<<<<

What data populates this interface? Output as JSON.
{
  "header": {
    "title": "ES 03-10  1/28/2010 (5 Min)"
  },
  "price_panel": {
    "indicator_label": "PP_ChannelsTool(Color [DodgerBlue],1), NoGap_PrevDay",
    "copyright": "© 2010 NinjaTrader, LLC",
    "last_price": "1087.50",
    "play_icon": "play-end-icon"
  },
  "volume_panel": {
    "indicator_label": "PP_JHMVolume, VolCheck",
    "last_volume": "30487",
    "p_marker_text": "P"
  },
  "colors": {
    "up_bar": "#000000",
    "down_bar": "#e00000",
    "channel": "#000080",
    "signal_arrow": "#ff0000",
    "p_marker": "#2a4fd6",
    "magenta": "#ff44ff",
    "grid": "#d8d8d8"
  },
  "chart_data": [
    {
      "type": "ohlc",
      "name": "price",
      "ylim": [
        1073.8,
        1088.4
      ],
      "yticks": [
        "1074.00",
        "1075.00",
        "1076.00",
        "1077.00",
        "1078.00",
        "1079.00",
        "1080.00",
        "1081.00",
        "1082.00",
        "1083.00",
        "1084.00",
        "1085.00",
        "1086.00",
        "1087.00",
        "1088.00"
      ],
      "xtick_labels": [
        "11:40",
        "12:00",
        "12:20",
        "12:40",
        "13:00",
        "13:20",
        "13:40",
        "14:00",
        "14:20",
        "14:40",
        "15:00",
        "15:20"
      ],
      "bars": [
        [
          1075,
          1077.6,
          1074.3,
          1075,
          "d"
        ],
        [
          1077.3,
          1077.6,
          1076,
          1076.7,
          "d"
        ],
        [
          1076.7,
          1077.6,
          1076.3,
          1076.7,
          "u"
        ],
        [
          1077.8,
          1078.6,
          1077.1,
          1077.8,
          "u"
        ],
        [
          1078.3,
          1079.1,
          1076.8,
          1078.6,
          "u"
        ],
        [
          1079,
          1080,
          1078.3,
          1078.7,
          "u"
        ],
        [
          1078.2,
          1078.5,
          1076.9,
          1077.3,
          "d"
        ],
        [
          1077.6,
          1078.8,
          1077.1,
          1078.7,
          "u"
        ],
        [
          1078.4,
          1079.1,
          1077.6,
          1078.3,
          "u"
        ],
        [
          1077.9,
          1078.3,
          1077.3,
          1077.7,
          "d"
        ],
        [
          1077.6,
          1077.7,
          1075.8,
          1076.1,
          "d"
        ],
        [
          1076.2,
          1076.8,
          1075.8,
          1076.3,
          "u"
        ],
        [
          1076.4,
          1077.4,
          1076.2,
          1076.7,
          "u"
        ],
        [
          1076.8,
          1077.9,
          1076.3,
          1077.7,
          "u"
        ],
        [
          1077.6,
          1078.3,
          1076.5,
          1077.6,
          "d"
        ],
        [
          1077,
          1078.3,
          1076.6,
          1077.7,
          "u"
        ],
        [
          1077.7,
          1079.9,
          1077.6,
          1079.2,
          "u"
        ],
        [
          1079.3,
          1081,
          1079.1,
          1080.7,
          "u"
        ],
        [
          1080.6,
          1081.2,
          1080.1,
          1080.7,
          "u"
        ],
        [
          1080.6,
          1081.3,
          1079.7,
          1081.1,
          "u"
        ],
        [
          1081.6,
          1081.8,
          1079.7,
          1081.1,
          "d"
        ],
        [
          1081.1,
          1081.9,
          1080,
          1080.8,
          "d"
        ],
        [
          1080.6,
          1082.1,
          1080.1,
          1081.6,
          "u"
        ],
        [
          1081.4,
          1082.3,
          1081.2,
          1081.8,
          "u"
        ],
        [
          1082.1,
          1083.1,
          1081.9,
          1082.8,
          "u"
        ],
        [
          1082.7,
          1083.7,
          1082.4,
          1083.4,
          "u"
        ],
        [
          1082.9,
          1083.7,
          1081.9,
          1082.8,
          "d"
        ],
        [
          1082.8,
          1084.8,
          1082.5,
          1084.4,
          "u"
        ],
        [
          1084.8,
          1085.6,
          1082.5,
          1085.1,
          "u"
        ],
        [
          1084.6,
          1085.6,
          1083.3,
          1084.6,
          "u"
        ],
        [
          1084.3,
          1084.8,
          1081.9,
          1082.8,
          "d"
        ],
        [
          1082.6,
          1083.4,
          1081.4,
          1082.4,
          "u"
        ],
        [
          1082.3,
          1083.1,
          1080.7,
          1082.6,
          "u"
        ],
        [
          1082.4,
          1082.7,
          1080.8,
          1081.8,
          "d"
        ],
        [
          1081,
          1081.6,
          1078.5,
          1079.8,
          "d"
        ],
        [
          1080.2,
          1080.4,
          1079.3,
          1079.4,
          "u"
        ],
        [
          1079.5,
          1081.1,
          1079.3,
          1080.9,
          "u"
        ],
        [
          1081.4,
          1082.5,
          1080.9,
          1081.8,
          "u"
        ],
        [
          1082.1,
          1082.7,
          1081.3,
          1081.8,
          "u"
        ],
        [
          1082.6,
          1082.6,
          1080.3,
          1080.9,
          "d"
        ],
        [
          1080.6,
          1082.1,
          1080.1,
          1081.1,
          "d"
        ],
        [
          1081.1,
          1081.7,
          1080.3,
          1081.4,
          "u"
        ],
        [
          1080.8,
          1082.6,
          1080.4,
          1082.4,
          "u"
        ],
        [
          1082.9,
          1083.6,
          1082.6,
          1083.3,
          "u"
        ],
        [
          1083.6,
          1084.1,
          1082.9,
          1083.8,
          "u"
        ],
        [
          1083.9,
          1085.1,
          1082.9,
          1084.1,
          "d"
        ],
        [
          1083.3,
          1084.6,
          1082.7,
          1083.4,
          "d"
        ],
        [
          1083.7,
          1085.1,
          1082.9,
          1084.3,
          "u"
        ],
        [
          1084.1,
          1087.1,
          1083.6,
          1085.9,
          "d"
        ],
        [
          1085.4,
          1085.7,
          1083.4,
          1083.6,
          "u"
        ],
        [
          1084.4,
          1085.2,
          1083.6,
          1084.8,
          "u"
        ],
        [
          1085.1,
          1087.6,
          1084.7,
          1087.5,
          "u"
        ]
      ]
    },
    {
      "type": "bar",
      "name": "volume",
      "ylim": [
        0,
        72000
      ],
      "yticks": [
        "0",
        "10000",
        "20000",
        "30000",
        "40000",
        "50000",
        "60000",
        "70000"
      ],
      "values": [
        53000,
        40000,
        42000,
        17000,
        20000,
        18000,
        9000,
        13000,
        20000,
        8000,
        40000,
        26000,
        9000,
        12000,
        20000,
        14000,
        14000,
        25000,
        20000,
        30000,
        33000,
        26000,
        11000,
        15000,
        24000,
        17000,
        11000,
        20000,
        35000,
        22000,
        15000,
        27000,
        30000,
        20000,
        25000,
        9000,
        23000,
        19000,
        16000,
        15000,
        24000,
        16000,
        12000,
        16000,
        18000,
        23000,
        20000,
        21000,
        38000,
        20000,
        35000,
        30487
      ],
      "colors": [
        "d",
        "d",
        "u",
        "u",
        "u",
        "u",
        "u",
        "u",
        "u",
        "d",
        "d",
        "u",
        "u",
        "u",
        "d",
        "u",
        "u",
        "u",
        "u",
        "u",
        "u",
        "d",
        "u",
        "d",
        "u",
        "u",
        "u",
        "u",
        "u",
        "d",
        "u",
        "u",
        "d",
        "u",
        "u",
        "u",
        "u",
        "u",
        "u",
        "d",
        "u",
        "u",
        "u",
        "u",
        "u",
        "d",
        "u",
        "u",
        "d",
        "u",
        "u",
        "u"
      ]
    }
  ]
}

>>>>

**WHAT YOU SHOULD DO:** Every entry in the listing must be retyped exactly.

**ANSWER TO THE EXERCISE:**
What data populates this interface? Output as JSON.
{
  "header": {
    "title": "ES 03-10  1/28/2010 (5 Min)"
  },
  "price_panel": {
    "indicator_label": "PP_ChannelsTool(Color [DodgerBlue],1), NoGap_PrevDay",
    "copyright": "© 2010 NinjaTrader, LLC",
    "last_price": "1087.50",
    "play_icon": "play-end-icon"
  },
  "volume_panel": {
    "indicator_label": "PP_JHMVolume, VolCheck",
    "last_volume": "30487",
    "p_marker_text": "P"
  },
  "colors": {
    "up_bar": "#000000",
    "down_bar": "#e00000",
    "channel": "#000080",
    "signal_arrow": "#ff0000",
    "p_marker": "#2a4fd6",
    "magenta": "#ff44ff",
    "grid": "#d8d8d8"
  },
  "chart_data": [
    {
      "type": "ohlc",
      "name": "price",
      "ylim": [
        1073.8,
        1088.4
      ],
      "yticks": [
        "1074.00",
        "1075.00",
        "1076.00",
        "1077.00",
        "1078.00",
        "1079.00",
        "1080.00",
        "1081.00",
        "1082.00",
        "1083.00",
        "1084.00",
        "1085.00",
        "1086.00",
        "1087.00",
        "1088.00"
      ],
      "xtick_labels": [
        "11:40",
        "12:00",
        "12:20",
        "12:40",
        "13:00",
        "13:20",
        "13:40",
        "14:00",
        "14:20",
        "14:40",
        "15:00",
        "15:20"
      ],
      "bars": [
        [
          1075,
          1077.6,
          1074.3,
          1075,
          "d"
        ],
        [
          1077.3,
          1077.6,
          1076,
          1076.7,
          "d"
        ],
        [
          1076.7,
          1077.6,
          1076.3,
          1076.7,
          "u"
        ],
        [
          1077.8,
          1078.6,
          1077.1,
          1077.8,
          "u"
        ],
        [
          1078.3,
          1079.1,
          1076.8,
          1078.6,
          "u"
        ],
        [
          1079,
          1080,
          1078.3,
          1078.7,
          "u"
        ],
        [
          1078.2,
          1078.5,
          1076.9,
          1077.3,
          "d"
        ],
        [
          1077.6,
          1078.8,
          1077.1,
          1078.7,
          "u"
        ],
        [
          1078.4,
          1079.1,
          1077.6,
          1078.3,
          "u"
        ],
        [
          1077.9,
          1078.3,
          1077.3,
          1077.7,
          "d"
        ],
        [
          1077.6,
          1077.7,
          1075.8,
          1076.1,
          "d"
        ],
        [
          1076.2,
          1076.8,
          1075.8,
          1076.3,
          "u"
        ],
        [
          1076.4,
          1077.4,
          1076.2,
          1076.7,
          "u"
        ],
        [
          1076.8,
          1077.9,
          1076.3,
          1077.7,
          "u"
        ],
        [
          1077.6,
          1078.3,
          1076.5,
          1077.6,
          "d"
        ],
        [
          1077,
          1078.3,
          1076.6,
          1077.7,
          "u"
        ],
        [
          1077.7,
          1079.9,
          1077.6,
          1079.2,
          "u"
        ],
        [
          1079.3,
          1081,
          1079.1,
          1080.7,
          "u"
        ],
        [
          1080.6,
          1081.2,
          1080.1,
          1080.7,
          "u"
        ],
        [
          1080.6,
          1081.3,
          1079.7,
          1081.1,
          "u"
        ],
        [
          1081.6,
          1081.8,
          1079.7,
          1081.1,
          "d"
        ],
        [
          1081.1,
          1081.9,
          1080,
          1080.8,
          "d"
        ],
        [
          1080.6,
          1082.1,
          1080.1,
          1081.6,
          "u"
        ],
        [
          1081.4,
          1082.3,
          1081.2,
          1081.8,
          "u"
        ],
        [
          1082.1,
          1083.1,
          1081.9,
          1082.8,
          "u"
        ],
        [
          1082.7,
          1083.7,
          1082.4,
          1083.4,
          "u"
        ],
        [
          1082.9,
          1083.7,
          1081.9,
          1082.8,
          "d"
        ],
        [
          1082.8,
          1084.8,
          1082.5,
          1084.4,
          "u"
        ],
        [
          1084.8,
          1085.6,
          1082.5,
          1085.1,
          "u"
        ],
        [
          1084.6,
          1085.6,
          1083.3,
          1084.6,
          "u"
        ],
        [
          1084.3,
          1084.8,
          1081.9,
          1082.8,
          "d"
        ],
        [
          1082.6,
          1083.4,
          1081.4,
          1082.4,
          "u"
        ],
        [
          1082.3,
          1083.1,
          1080.7,
          1082.6,
          "u"
        ],
        [
          1082.4,
          1082.7,
          1080.8,
          1081.8,
          "d"
        ],
        [
          1081,
          1081.6,
          1078.5,
          1079.8,
          "d"
        ],
        [
          1080.2,
          1080.4,
          1079.3,
          1079.4,
          "u"
        ],
        [
          1079.5,
          1081.1,
          1079.3,
          1080.9,
          "u"
        ],
        [
          1081.4,
          1082.5,
          1080.9,
          1081.8,
          "u"
        ],
        [
          1082.1,
          1082.7,
          1081.3,
          1081.8,
          "u"
        ],
        [
          1082.6,
          1082.6,
          1080.3,
          1080.9,
          "d"
        ],
        [
          1080.6,
          1082.1,
          1080.1,
          1081.1,
          "d"
        ],
        [
          1081.1,
          1081.7,
          1080.3,
          1081.4,
          "u"
        ],
        [
          1080.8,
          1082.6,
          1080.4,
          1082.4,
          "u"
        ],
        [
          1082.9,
          1083.6,
          1082.6,
          1083.3,
          "u"
        ],
        [
          1083.6,
          1084.1,
          1082.9,
          1083.8,
          "u"
        ],
        [
          1083.9,
          1085.1,
          1082.9,
          1084.1,
          "d"
        ],
        [
          1083.3,
          1084.6,
          1082.7,
          1083.4,
          "d"
        ],
        [
          1083.7,
          1085.1,
          1082.9,
          1084.3,
          "u"
        ],
        [
          1084.1,
          1087.1,
          1083.6,
          1085.9,
          "d"
        ],
        [
          1085.4,
          1085.7,
          1083.4,
          1083.6,
          "u"
        ],
        [
          1084.4,
          1085.2,
          1083.6,
          1084.8,
          "u"
        ],
        [
          1085.1,
          1087.6,
          1084.7,
          1087.5,
          "u"
        ]
      ]
    },
    {
      "type": "bar",
      "name": "volume",
      "ylim": [
        0,
        72000
      ],
      "yticks": [
        "0",
        "10000",
        "20000",
        "30000",
        "40000",
        "50000",
        "60000",
        "70000"
      ],
      "values": [
        53000,
        40000,
        42000,
        17000,
        20000,
        18000,
        9000,
        13000,
        20000,
        8000,
        40000,
        26000,
        9000,
        12000,
        20000,
        14000,
        14000,
        25000,
        20000,
        30000,
        33000,
        26000,
        11000,
        15000,
        24000,
        17000,
        11000,
        20000,
        35000,
        22000,
        15000,
        27000,
        30000,
        20000,
        25000,
        9000,
        23000,
        19000,
        16000,
        15000,
        24000,
        16000,
        12000,
        16000,
        18000,
        23000,
        20000,
        21000,
        38000,
        20000,
        35000,
        30487
      ],
      "colors": [
        "d",
        "d",
        "u",
        "u",
        "u",
        "u",
        "u",
        "u",
        "u",
        "d",
        "d",
        "u",
        "u",
        "u",
        "d",
        "u",
        "u",
        "u",
        "u",
        "u",
        "u",
        "d",
        "u",
        "d",
        "u",
        "u",
        "u",
        "u",
        "u",
        "d",
        "u",
        "u",
        "d",
        "u",
        "u",
        "u",
        "u",
        "u",
        "u",
        "d",
        "u",
        "u",
        "u",
        "u",
        "u",
        "d",
        "u",
        "u",
        "d",
        "u",
        "u",
        "u"
      ]
    }
  ]
}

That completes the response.